Provided records
════

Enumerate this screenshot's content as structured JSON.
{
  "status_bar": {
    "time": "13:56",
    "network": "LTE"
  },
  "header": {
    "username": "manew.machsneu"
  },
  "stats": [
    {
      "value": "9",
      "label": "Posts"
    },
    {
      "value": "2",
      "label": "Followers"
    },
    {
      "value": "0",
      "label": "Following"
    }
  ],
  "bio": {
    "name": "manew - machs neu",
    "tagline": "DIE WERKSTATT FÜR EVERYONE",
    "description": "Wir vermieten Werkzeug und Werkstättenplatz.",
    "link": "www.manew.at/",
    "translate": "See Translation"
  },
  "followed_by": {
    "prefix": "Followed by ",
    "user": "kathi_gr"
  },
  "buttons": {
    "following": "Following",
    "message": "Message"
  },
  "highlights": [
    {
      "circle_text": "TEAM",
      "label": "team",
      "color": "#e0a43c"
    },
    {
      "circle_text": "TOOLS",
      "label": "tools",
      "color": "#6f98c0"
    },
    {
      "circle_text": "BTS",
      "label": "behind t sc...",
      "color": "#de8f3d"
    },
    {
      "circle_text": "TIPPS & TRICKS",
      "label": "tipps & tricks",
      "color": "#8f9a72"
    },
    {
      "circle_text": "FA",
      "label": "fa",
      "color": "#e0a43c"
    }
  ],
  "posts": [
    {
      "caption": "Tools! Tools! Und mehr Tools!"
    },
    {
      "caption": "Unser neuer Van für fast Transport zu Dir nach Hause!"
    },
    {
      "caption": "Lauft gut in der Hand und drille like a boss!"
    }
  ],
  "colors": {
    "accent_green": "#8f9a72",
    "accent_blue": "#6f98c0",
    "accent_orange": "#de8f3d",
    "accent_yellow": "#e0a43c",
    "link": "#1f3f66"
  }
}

════

Your objective
From the listing above, copy out each line where the word "label" appears.

Result of this exercise
      "label": "Posts"
      "label": "Followers"
      "label": "Following"
      "label": "team",
      "label": "tools",
      "label": "behind t sc...",
      "label": "tipps & tricks",
      "label": "fa",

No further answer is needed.